- Text shown -
We all win when we try to make the best of what is available.

I agree with your point in general, but I'd like to offer a two-word counterpoint: Olive Garden.
posted by evidenceofabsence at 7:53 PM on October 15, 2014 [2 favorites]


Immigrant with a talent for cooking and a level head when it comes to balancing the books and promoting her goods comes to America. That ain't gentrification, kids.

OK, "Chinese" cuisine has issues, and to a lesser extent, Mexican. Don't saddle Indian, Brazilian, Moroccan, Vietnamese, etc. cuisine with that, as they tend to be closer to Hungarian or French restaurants - what middle-class Americans imagine French or Hungarian food to be like.
posted by Slap*Happy at 7:55 PM on October 15, 2014


Would I have griped if New Orleans style coffee with chicory had become the new hotness?

Close enough?
posted by retrograde at 8:01 PM on October 15, 2014 [1 favorite]


White Privilege is when the availability of literally anything else obliterates your childhood comfort food of Kraft Mac 'n Cheese and then the Hipsterization of Mac 'n Cheese Happens. Double Win.

Well, white privilege is also just focusing on the food and the possibilities of "Indian Chipotle" and focusing on "Oh so I'm not allowed to"...instead of the specific personal cultural experience of the author.

I mean, I can easily see from personal experience how everything about your culture and food and fashion can be commodified and exoticized and "oh, that food is so yummy" but not having your voice as a person of that culture heard. It's not that the first thing is so bad in itself, it's that combined with the second thing it can be really frustrating, confusing, and hurtful.
posted by sweetkid at 8:06 PM on October 15, 2014 [10 favorites]


Call it Ganesha and you already have a mascot

LET ME GIVE YOU ALL THE MONEYS!!!

- Provided material -
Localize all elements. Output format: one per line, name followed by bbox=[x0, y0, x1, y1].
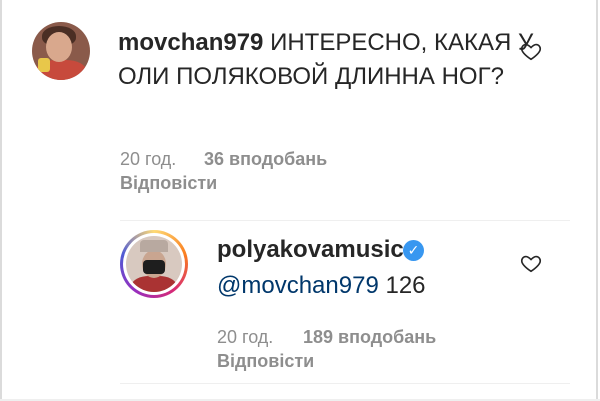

==

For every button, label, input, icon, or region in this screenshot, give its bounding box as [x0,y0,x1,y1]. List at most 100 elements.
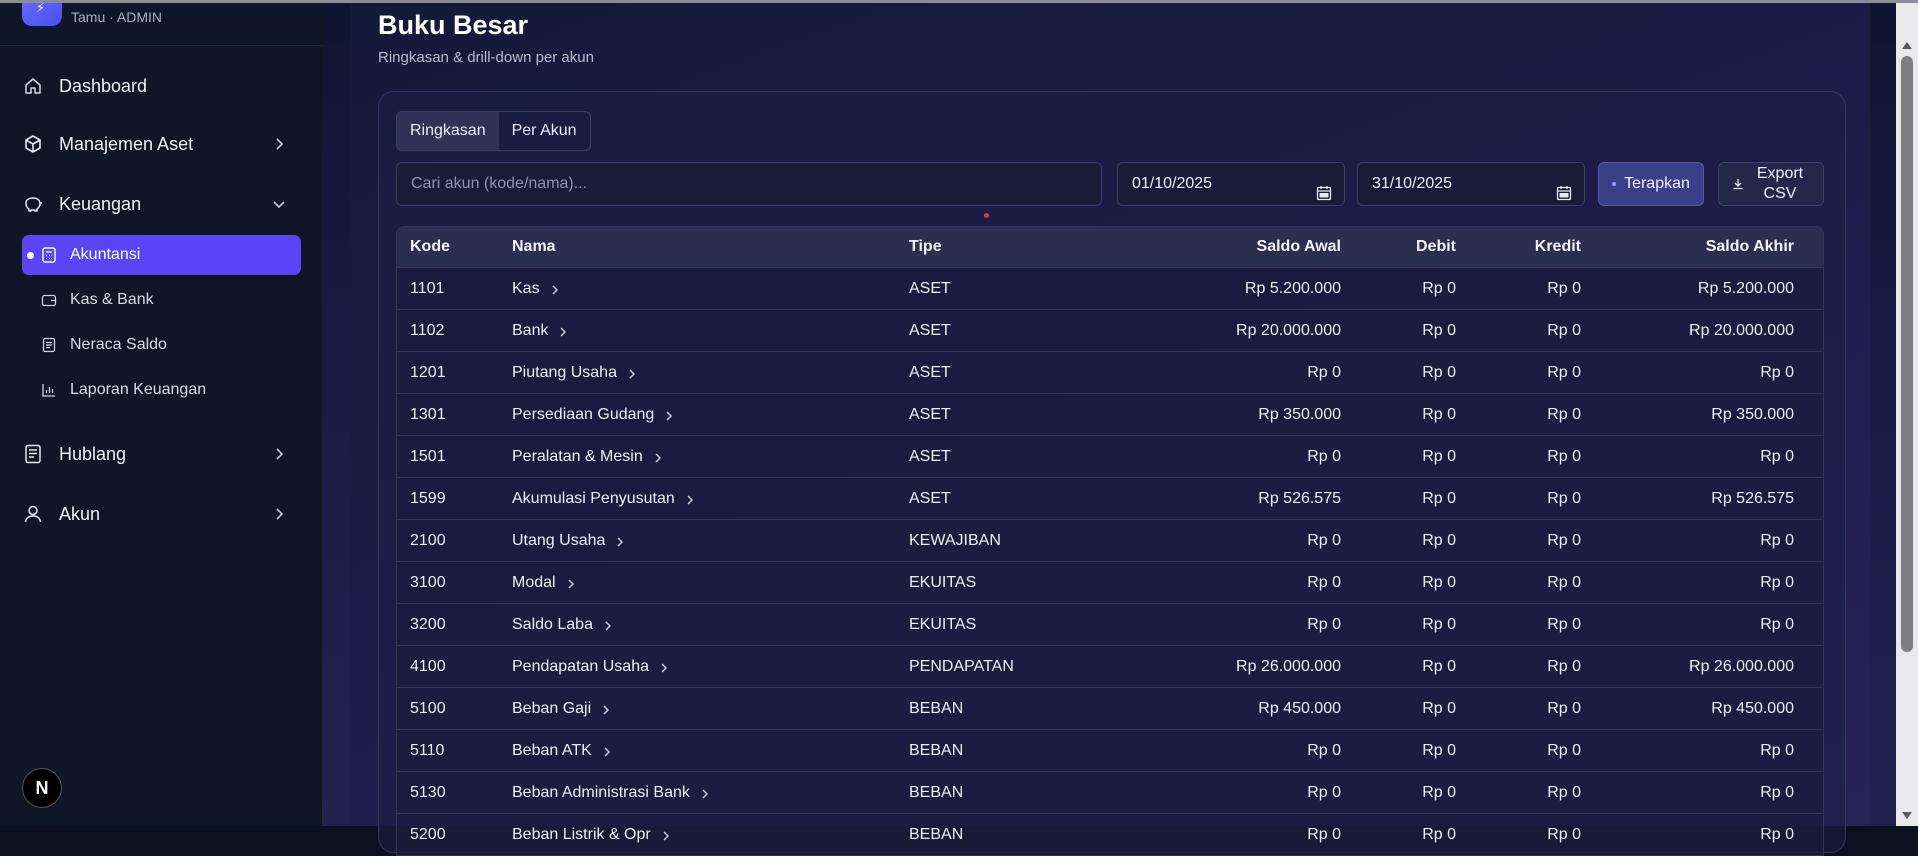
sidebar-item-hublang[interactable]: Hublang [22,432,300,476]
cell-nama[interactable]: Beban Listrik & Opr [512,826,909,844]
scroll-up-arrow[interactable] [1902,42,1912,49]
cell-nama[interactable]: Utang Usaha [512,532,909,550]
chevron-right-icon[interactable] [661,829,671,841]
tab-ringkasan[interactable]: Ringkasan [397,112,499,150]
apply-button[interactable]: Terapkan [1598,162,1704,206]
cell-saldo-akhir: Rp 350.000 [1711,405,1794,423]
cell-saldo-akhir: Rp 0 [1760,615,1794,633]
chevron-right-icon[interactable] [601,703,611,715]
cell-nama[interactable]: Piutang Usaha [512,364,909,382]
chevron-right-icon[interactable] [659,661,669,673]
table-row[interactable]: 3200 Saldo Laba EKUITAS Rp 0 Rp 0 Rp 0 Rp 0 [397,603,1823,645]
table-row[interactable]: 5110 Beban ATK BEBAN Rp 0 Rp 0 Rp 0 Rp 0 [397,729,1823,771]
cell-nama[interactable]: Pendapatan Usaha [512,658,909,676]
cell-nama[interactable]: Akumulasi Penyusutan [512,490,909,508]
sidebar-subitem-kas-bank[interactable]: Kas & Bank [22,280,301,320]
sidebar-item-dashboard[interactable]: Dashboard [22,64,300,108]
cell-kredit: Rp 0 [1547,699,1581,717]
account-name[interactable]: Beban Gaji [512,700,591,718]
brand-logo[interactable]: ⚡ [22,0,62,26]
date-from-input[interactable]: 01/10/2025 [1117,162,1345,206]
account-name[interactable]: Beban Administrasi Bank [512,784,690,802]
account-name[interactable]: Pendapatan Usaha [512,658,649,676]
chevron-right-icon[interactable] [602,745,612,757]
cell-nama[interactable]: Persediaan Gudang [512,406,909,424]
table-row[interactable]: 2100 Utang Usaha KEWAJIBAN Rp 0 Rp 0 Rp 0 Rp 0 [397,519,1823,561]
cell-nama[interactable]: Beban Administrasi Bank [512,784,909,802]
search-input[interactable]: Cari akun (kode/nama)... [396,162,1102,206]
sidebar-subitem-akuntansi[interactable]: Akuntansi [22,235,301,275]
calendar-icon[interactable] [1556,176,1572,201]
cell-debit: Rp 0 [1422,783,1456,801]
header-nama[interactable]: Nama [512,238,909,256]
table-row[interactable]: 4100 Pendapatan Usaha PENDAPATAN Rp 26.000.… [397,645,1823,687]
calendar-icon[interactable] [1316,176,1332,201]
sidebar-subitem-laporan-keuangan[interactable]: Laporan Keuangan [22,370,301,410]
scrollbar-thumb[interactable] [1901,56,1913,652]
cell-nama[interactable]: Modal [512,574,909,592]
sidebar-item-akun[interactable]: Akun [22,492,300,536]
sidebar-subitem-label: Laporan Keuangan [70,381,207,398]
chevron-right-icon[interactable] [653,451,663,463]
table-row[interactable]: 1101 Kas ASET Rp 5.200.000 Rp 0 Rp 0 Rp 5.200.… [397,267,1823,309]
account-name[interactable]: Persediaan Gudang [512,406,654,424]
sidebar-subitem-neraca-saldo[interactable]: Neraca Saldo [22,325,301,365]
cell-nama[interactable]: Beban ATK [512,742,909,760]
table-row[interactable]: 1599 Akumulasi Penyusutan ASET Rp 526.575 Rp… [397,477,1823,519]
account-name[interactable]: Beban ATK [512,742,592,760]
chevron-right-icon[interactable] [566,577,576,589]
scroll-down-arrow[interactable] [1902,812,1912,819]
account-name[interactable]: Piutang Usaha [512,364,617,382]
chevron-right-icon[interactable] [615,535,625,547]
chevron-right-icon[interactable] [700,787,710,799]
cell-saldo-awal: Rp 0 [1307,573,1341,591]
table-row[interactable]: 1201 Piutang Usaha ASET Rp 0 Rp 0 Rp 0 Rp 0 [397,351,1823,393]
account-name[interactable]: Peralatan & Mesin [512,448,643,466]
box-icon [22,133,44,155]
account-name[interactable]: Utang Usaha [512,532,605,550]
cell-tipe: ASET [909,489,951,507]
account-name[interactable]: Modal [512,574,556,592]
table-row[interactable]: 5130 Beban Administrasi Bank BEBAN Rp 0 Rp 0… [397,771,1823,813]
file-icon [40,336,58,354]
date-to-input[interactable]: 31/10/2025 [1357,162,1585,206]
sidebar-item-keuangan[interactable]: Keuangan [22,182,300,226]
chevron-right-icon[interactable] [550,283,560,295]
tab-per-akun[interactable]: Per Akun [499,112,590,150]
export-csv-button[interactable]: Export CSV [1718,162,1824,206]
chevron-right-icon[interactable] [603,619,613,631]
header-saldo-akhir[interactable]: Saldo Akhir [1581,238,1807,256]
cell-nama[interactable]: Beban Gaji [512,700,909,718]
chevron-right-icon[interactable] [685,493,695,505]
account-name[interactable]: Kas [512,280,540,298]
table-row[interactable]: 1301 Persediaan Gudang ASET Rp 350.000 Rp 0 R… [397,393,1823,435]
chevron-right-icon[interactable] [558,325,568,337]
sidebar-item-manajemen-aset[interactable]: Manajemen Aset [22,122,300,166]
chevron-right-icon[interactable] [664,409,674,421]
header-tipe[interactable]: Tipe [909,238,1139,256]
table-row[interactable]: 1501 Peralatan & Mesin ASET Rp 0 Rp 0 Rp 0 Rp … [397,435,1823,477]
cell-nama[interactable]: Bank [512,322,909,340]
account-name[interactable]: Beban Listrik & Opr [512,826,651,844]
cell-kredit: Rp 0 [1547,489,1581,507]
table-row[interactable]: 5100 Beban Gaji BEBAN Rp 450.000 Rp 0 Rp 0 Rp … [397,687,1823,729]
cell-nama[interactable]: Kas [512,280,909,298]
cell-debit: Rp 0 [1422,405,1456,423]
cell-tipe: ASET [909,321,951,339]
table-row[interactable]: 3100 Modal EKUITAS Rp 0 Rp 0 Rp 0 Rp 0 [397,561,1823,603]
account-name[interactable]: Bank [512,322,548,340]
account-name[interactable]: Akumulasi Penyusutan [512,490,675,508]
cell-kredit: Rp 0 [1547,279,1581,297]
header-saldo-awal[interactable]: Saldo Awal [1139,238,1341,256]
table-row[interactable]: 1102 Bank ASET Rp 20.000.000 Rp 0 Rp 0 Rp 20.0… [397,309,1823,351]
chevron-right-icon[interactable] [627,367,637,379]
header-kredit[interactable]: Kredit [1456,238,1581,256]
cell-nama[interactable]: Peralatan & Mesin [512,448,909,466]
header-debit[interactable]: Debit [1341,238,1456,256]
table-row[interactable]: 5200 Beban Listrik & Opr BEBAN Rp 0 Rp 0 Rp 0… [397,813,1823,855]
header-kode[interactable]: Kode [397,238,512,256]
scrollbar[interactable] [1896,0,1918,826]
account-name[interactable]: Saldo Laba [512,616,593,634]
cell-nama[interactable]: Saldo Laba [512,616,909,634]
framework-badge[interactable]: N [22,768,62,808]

--

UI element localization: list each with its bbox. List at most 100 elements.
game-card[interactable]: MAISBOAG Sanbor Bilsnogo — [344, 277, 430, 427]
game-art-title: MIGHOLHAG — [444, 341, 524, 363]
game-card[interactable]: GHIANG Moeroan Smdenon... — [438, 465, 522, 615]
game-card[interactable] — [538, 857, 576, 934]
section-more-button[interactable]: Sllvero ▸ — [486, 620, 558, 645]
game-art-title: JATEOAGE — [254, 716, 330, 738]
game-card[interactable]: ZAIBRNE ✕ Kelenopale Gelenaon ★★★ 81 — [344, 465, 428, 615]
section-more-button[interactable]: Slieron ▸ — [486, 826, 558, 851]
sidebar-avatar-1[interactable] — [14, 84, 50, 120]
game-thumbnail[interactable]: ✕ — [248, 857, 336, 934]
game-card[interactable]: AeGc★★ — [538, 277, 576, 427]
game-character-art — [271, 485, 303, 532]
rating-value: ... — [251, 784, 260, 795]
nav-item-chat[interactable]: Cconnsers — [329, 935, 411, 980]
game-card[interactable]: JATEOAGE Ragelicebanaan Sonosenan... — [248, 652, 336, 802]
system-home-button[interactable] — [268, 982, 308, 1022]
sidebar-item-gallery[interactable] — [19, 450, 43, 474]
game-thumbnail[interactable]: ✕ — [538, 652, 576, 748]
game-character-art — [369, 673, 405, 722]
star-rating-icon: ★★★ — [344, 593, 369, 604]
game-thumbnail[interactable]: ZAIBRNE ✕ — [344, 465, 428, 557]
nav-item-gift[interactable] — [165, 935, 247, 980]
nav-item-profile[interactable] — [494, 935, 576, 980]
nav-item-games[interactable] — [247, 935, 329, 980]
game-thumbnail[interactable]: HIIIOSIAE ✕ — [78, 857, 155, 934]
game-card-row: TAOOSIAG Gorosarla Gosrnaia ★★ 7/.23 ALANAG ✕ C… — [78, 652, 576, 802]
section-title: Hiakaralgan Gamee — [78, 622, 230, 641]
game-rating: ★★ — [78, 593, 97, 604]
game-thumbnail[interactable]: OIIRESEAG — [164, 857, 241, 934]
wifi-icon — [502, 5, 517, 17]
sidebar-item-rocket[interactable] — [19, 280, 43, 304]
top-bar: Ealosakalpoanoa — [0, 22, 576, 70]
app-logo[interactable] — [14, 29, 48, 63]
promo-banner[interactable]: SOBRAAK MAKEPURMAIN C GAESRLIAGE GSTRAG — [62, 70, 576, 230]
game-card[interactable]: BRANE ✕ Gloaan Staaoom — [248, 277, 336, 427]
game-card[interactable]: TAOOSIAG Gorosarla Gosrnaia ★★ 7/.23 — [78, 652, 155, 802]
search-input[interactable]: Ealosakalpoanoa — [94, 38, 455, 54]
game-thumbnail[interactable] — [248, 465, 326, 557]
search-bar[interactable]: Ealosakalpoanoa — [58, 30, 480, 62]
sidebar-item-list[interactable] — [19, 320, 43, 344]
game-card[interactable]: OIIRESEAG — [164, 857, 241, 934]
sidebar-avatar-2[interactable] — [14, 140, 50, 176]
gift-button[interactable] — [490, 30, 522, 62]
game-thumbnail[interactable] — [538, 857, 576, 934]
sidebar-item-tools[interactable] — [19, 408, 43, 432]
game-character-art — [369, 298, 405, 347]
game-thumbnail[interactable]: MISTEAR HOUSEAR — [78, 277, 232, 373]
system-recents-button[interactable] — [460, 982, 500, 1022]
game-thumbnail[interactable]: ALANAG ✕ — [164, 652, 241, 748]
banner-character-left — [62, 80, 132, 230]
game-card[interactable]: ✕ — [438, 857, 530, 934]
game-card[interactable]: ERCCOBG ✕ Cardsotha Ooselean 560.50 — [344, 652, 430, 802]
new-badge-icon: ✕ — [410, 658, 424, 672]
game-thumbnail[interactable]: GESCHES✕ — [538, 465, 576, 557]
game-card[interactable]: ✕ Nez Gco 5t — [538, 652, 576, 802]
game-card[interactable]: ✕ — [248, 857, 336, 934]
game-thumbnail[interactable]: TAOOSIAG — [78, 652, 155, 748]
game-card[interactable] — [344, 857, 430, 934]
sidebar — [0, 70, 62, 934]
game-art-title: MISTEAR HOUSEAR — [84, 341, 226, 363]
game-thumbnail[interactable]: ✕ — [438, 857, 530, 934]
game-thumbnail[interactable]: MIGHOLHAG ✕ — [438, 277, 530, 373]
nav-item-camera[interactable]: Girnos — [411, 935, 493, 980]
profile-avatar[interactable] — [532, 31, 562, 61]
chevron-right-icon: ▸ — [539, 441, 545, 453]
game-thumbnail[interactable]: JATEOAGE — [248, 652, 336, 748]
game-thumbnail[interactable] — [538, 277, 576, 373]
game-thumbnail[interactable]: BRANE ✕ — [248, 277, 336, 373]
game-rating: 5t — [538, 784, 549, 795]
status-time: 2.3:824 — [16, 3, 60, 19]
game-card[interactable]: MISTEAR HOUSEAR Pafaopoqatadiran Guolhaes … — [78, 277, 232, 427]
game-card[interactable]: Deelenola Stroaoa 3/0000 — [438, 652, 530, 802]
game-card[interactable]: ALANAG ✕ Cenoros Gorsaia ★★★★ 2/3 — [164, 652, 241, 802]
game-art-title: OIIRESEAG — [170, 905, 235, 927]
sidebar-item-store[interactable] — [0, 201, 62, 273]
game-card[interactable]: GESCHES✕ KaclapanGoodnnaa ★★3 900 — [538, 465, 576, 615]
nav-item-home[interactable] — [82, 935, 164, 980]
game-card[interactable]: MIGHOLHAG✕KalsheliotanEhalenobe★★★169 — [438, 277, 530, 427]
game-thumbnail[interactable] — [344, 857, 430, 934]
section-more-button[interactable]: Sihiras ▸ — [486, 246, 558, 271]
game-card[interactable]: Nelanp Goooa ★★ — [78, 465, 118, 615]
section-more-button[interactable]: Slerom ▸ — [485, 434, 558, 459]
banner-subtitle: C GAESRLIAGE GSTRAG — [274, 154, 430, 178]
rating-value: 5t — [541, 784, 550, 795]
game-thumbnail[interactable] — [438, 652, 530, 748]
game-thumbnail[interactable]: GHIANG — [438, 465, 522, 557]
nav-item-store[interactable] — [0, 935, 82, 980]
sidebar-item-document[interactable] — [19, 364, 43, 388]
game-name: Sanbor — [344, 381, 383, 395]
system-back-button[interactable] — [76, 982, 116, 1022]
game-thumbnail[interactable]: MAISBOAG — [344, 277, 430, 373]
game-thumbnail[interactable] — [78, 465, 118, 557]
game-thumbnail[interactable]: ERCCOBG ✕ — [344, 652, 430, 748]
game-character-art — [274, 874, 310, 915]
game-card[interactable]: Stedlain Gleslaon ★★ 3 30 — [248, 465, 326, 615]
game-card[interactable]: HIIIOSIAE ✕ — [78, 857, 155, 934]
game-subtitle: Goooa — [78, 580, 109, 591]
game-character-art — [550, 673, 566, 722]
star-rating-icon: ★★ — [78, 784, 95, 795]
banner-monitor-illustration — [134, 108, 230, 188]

- Exercise requirements -
In the comment thread, what two-word counterpoint does evidenceofabsence offer? The rows have no connection to the comment thread.

- Exercise response -
Olive Garden.